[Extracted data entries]
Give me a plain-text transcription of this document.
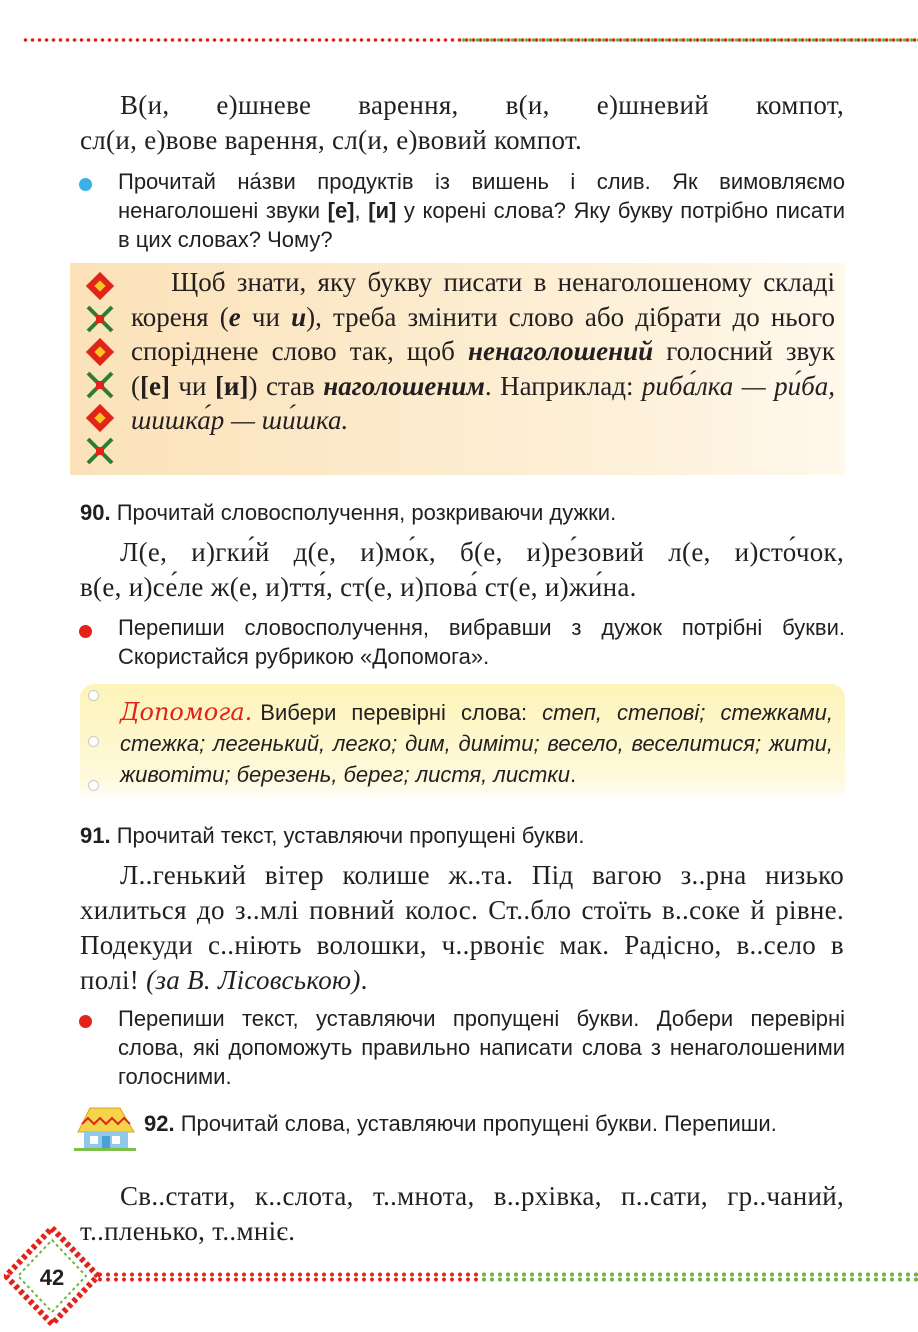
В(и, е)шневе варення, в(и, е)шневий компот,
сл(и, е)вове варення, сл(и, е)вовий компот.
Прочитай на́зви продуктів із вишень і слив. Як вимовляємо ненаголошені звуки [е], [и] у корені слова? Яку букву потрібно писати в цих словах? Чому?
Щоб знати, яку букву писати в ненаголошеному складі кореня (е чи и), треба змінити слово або дібрати до нього споріднене слово так, щоб ненаголошений голосний звук ([е] чи [и]) став наголошеним. Наприклад: риба́лка — ри́ба, шишка́р — ши́шка.
90. Прочитай словосполучення, розкриваючи дужки.
Л(е, и)гки́й д(е, и)мо́к, б(е, и)ре́зовий л(е, и)сто́чок,
в(е, и)се́ле ж(е, и)ття́, ст(е, и)пова́ ст(е, и)жи́на.
Перепиши словосполучення, вибравши з дужок потрібні букви. Скористайся рубрикою «Допомога».
Допомога. Вибери перевірні слова: степ, степові; стежками, стежка; легенький, легко; дим, диміти; весело, веселитися; жити, животіти; березень, берег; листя, листки.
91. Прочитай текст, уставляючи пропущені букви.
Л..генький вітер колише ж..та. Під вагою з..рна низько хилиться до з..млі повний колос. Ст..бло стоїть в..соке й рівне. Подекуди с..ніють волошки, ч..рвоніє мак. Радісно, в..село в полі! (за В. Лісовською).
Перепиши текст, уставляючи пропущені букви. Добери перевірні слова, які допоможуть правильно написати слова з ненаголошеними голосними.
92. Прочитай слова, уставляючи пропущені букви. Перепиши.
Св..стати, к..слота, т..мнота, в..рхівка, п..сати, гр..чаний, т..пленько, т..мніє.
42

#### Exercise goal
All of the entries above should be duplicated exactly, except for the pictures.

#### Answer to the problem
Give me a plain-text transcription of this document.
В(и, е)шневе варення, в(и, е)шневий компот,
сл(и, е)вове варення, сл(и, е)вовий компот.
Прочитай на́зви продуктів із вишень і слив. Як вимовляємо ненаголошені звуки [е], [и] у корені слова? Яку букву потрібно писати в цих словах? Чому?
Щоб знати, яку букву писати в ненаголошеному складі кореня (е чи и), треба змінити слово або дібрати до нього споріднене слово так, щоб ненаголошений голосний звук ([е] чи [и]) став наголошеним. Наприклад: риба́лка — ри́ба, шишка́р — ши́шка.
90. Прочитай словосполучення, розкриваючи дужки.
Л(е, и)гки́й д(е, и)мо́к, б(е, и)ре́зовий л(е, и)сто́чок,
в(е, и)се́ле ж(е, и)ття́, ст(е, и)пова́ ст(е, и)жи́на.
Перепиши словосполучення, вибравши з дужок потрібні букви. Скористайся рубрикою «Допомога».
Допомога. Вибери перевірні слова: степ, степові; стежками, стежка; легенький, легко; дим, диміти; весело, веселитися; жити, животіти; березень, берег; листя, листки.
91. Прочитай текст, уставляючи пропущені букви.
Л..генький вітер колише ж..та. Під вагою з..рна низько хилиться до з..млі повний колос. Ст..бло стоїть в..соке й рівне. Подекуди с..ніють волошки, ч..рвоніє мак. Радісно, в..село в полі! (за В. Лісовською).
Перепиши текст, уставляючи пропущені букви. Добери перевірні слова, які допоможуть правильно написати слова з ненаголошеними голосними.
92. Прочитай слова, уставляючи пропущені букви. Перепиши.
Св..стати, к..слота, т..мнота, в..рхівка, п..сати, гр..чаний, т..пленько, т..мніє.
42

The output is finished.